--- start of WORKING DATA ---

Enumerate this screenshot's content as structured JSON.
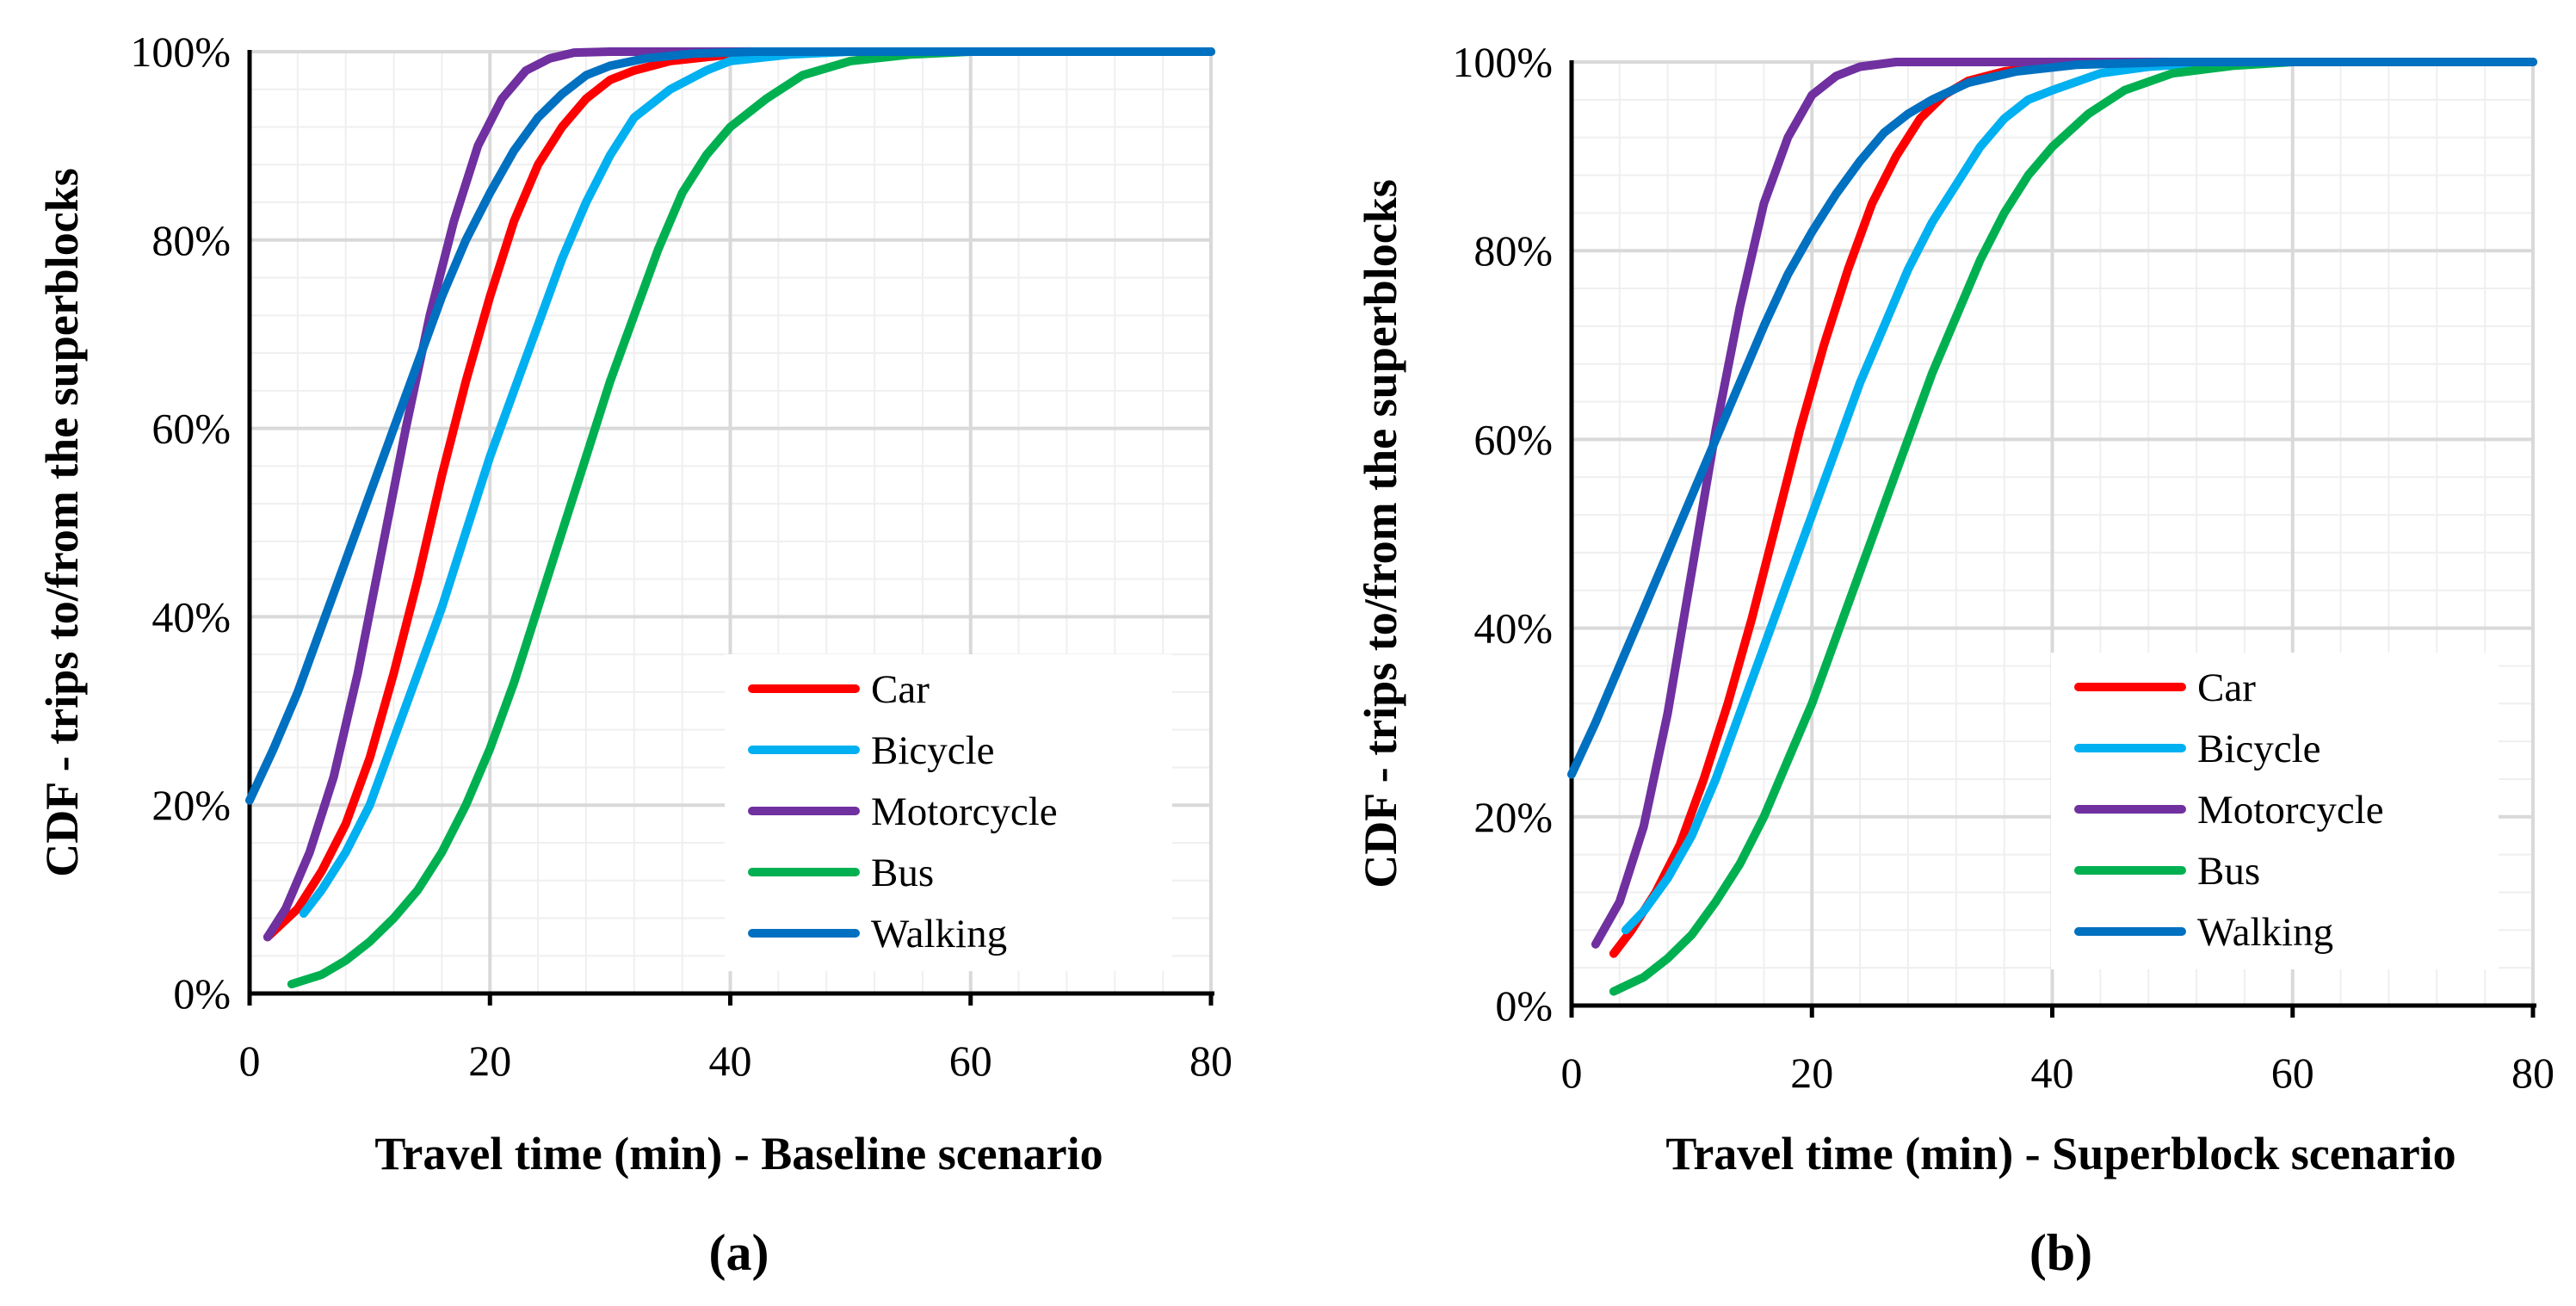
{
  "chart_data": [
    {
      "type": "line",
      "panel_label": "(a)",
      "xlabel": "Travel time (min) - Baseline scenario",
      "ylabel": "CDF - trips to/from the superblocks",
      "xlim": [
        0,
        80
      ],
      "ylim": [
        0,
        100
      ],
      "x_ticks": [
        0,
        20,
        40,
        60,
        80
      ],
      "x_tick_labels": [
        "0",
        "20",
        "40",
        "60",
        "80"
      ],
      "y_ticks": [
        0,
        20,
        40,
        60,
        80,
        100
      ],
      "y_tick_labels": [
        "0%",
        "20%",
        "40%",
        "60%",
        "80%",
        "100%"
      ],
      "grid": true,
      "legend_position": "bottom-right",
      "series": [
        {
          "name": "Car",
          "color": "#ff0000",
          "points": [
            [
              1.5,
              6
            ],
            [
              4,
              9
            ],
            [
              6,
              13
            ],
            [
              8,
              18
            ],
            [
              10,
              25
            ],
            [
              12,
              34
            ],
            [
              14,
              44
            ],
            [
              16,
              55
            ],
            [
              18,
              65
            ],
            [
              20,
              74
            ],
            [
              22,
              82
            ],
            [
              24,
              88
            ],
            [
              26,
              92
            ],
            [
              28,
              95
            ],
            [
              30,
              97
            ],
            [
              32,
              98
            ],
            [
              35,
              99
            ],
            [
              40,
              99.7
            ],
            [
              45,
              100
            ],
            [
              55,
              100
            ],
            [
              60,
              100
            ],
            [
              80,
              100
            ]
          ]
        },
        {
          "name": "Bicycle",
          "color": "#00b0f0",
          "points": [
            [
              4.5,
              8.5
            ],
            [
              6,
              11
            ],
            [
              8,
              15
            ],
            [
              10,
              20
            ],
            [
              12,
              27
            ],
            [
              14,
              34
            ],
            [
              16,
              41
            ],
            [
              18,
              49
            ],
            [
              20,
              57
            ],
            [
              22,
              64
            ],
            [
              24,
              71
            ],
            [
              26,
              78
            ],
            [
              28,
              84
            ],
            [
              30,
              89
            ],
            [
              32,
              93
            ],
            [
              35,
              96
            ],
            [
              38,
              98
            ],
            [
              40,
              99
            ],
            [
              45,
              99.7
            ],
            [
              50,
              100
            ],
            [
              60,
              100
            ],
            [
              80,
              100
            ]
          ]
        },
        {
          "name": "Motorcycle",
          "color": "#7030a0",
          "points": [
            [
              1.5,
              6
            ],
            [
              3,
              9
            ],
            [
              5,
              15
            ],
            [
              7,
              23
            ],
            [
              9,
              34
            ],
            [
              11,
              47
            ],
            [
              13,
              60
            ],
            [
              15,
              72
            ],
            [
              17,
              82
            ],
            [
              19,
              90
            ],
            [
              21,
              95
            ],
            [
              23,
              98
            ],
            [
              25,
              99.3
            ],
            [
              27,
              99.9
            ],
            [
              30,
              100
            ],
            [
              40,
              100
            ],
            [
              60,
              100
            ],
            [
              80,
              100
            ]
          ]
        },
        {
          "name": "Bus",
          "color": "#00b050",
          "points": [
            [
              3.5,
              1
            ],
            [
              6,
              2
            ],
            [
              8,
              3.5
            ],
            [
              10,
              5.5
            ],
            [
              12,
              8
            ],
            [
              14,
              11
            ],
            [
              16,
              15
            ],
            [
              18,
              20
            ],
            [
              20,
              26
            ],
            [
              22,
              33
            ],
            [
              24,
              41
            ],
            [
              26,
              49
            ],
            [
              28,
              57
            ],
            [
              30,
              65
            ],
            [
              32,
              72
            ],
            [
              34,
              79
            ],
            [
              36,
              85
            ],
            [
              38,
              89
            ],
            [
              40,
              92
            ],
            [
              43,
              95
            ],
            [
              46,
              97.5
            ],
            [
              50,
              99
            ],
            [
              55,
              99.7
            ],
            [
              60,
              100
            ],
            [
              80,
              100
            ]
          ]
        },
        {
          "name": "Walking",
          "color": "#0070c0",
          "points": [
            [
              0,
              20.5
            ],
            [
              2,
              26
            ],
            [
              4,
              32
            ],
            [
              6,
              39
            ],
            [
              8,
              46
            ],
            [
              10,
              53
            ],
            [
              12,
              60
            ],
            [
              14,
              67
            ],
            [
              16,
              74
            ],
            [
              18,
              80
            ],
            [
              20,
              85
            ],
            [
              22,
              89.5
            ],
            [
              24,
              93
            ],
            [
              26,
              95.5
            ],
            [
              28,
              97.5
            ],
            [
              30,
              98.5
            ],
            [
              33,
              99.3
            ],
            [
              37,
              99.8
            ],
            [
              42,
              100
            ],
            [
              60,
              100
            ],
            [
              80,
              100
            ]
          ]
        }
      ]
    },
    {
      "type": "line",
      "panel_label": "(b)",
      "xlabel": "Travel time (min) - Superblock scenario",
      "ylabel": "CDF - trips to/from the superblocks",
      "xlim": [
        0,
        80
      ],
      "ylim": [
        0,
        100
      ],
      "x_ticks": [
        0,
        20,
        40,
        60,
        80
      ],
      "x_tick_labels": [
        "0",
        "20",
        "40",
        "60",
        "80"
      ],
      "y_ticks": [
        0,
        20,
        40,
        60,
        80,
        100
      ],
      "y_tick_labels": [
        "0%",
        "20%",
        "40%",
        "60%",
        "80%",
        "100%"
      ],
      "grid": true,
      "legend_position": "bottom-right",
      "series": [
        {
          "name": "Car",
          "color": "#ff0000",
          "points": [
            [
              3.5,
              5.5
            ],
            [
              5,
              8
            ],
            [
              7,
              12
            ],
            [
              9,
              17
            ],
            [
              11,
              24
            ],
            [
              13,
              32
            ],
            [
              15,
              41
            ],
            [
              17,
              51
            ],
            [
              19,
              61
            ],
            [
              21,
              70
            ],
            [
              23,
              78
            ],
            [
              25,
              85
            ],
            [
              27,
              90
            ],
            [
              29,
              94
            ],
            [
              31,
              96.5
            ],
            [
              33,
              98
            ],
            [
              36,
              99
            ],
            [
              40,
              99.6
            ],
            [
              45,
              100
            ],
            [
              60,
              100
            ],
            [
              80,
              100
            ]
          ]
        },
        {
          "name": "Bicycle",
          "color": "#00b0f0",
          "points": [
            [
              4.5,
              8
            ],
            [
              6,
              10
            ],
            [
              8,
              13.5
            ],
            [
              10,
              18
            ],
            [
              12,
              24
            ],
            [
              14,
              31
            ],
            [
              16,
              38
            ],
            [
              18,
              45
            ],
            [
              20,
              52
            ],
            [
              22,
              59
            ],
            [
              24,
              66
            ],
            [
              26,
              72
            ],
            [
              28,
              78
            ],
            [
              30,
              83
            ],
            [
              32,
              87
            ],
            [
              34,
              91
            ],
            [
              36,
              94
            ],
            [
              38,
              96
            ],
            [
              40,
              97
            ],
            [
              44,
              98.8
            ],
            [
              48,
              99.5
            ],
            [
              53,
              99.9
            ],
            [
              60,
              100
            ],
            [
              80,
              100
            ]
          ]
        },
        {
          "name": "Motorcycle",
          "color": "#7030a0",
          "points": [
            [
              2,
              6.5
            ],
            [
              4,
              11
            ],
            [
              6,
              19
            ],
            [
              8,
              31
            ],
            [
              10,
              46
            ],
            [
              12,
              61
            ],
            [
              14,
              74
            ],
            [
              16,
              85
            ],
            [
              18,
              92
            ],
            [
              20,
              96.5
            ],
            [
              22,
              98.5
            ],
            [
              24,
              99.5
            ],
            [
              27,
              100
            ],
            [
              40,
              100
            ],
            [
              60,
              100
            ],
            [
              80,
              100
            ]
          ]
        },
        {
          "name": "Bus",
          "color": "#00b050",
          "points": [
            [
              3.5,
              1.5
            ],
            [
              6,
              3
            ],
            [
              8,
              5
            ],
            [
              10,
              7.5
            ],
            [
              12,
              11
            ],
            [
              14,
              15
            ],
            [
              16,
              20
            ],
            [
              18,
              26
            ],
            [
              20,
              32
            ],
            [
              22,
              39
            ],
            [
              24,
              46
            ],
            [
              26,
              53
            ],
            [
              28,
              60
            ],
            [
              30,
              67
            ],
            [
              32,
              73
            ],
            [
              34,
              79
            ],
            [
              36,
              84
            ],
            [
              38,
              88
            ],
            [
              40,
              91
            ],
            [
              43,
              94.5
            ],
            [
              46,
              97
            ],
            [
              50,
              98.8
            ],
            [
              55,
              99.6
            ],
            [
              60,
              100
            ],
            [
              80,
              100
            ]
          ]
        },
        {
          "name": "Walking",
          "color": "#0070c0",
          "points": [
            [
              0,
              24.5
            ],
            [
              2,
              30
            ],
            [
              4,
              36
            ],
            [
              6,
              42
            ],
            [
              8,
              48
            ],
            [
              10,
              54
            ],
            [
              12,
              60
            ],
            [
              14,
              66
            ],
            [
              16,
              72
            ],
            [
              18,
              77.5
            ],
            [
              20,
              82
            ],
            [
              22,
              86
            ],
            [
              24,
              89.5
            ],
            [
              26,
              92.5
            ],
            [
              28,
              94.5
            ],
            [
              30,
              96
            ],
            [
              33,
              97.8
            ],
            [
              37,
              99
            ],
            [
              42,
              99.7
            ],
            [
              50,
              100
            ],
            [
              60,
              100
            ],
            [
              80,
              100
            ]
          ]
        }
      ]
    }
  ]
}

--- end of WORKING DATA ---

Go through the entries and return each line where the word "scenario" appears.

◆ EXERCISE OUTPUT
      "xlabel": "Travel time (min) - Baseline scenario",
      "xlabel": "Travel time (min) - Superblock scenario",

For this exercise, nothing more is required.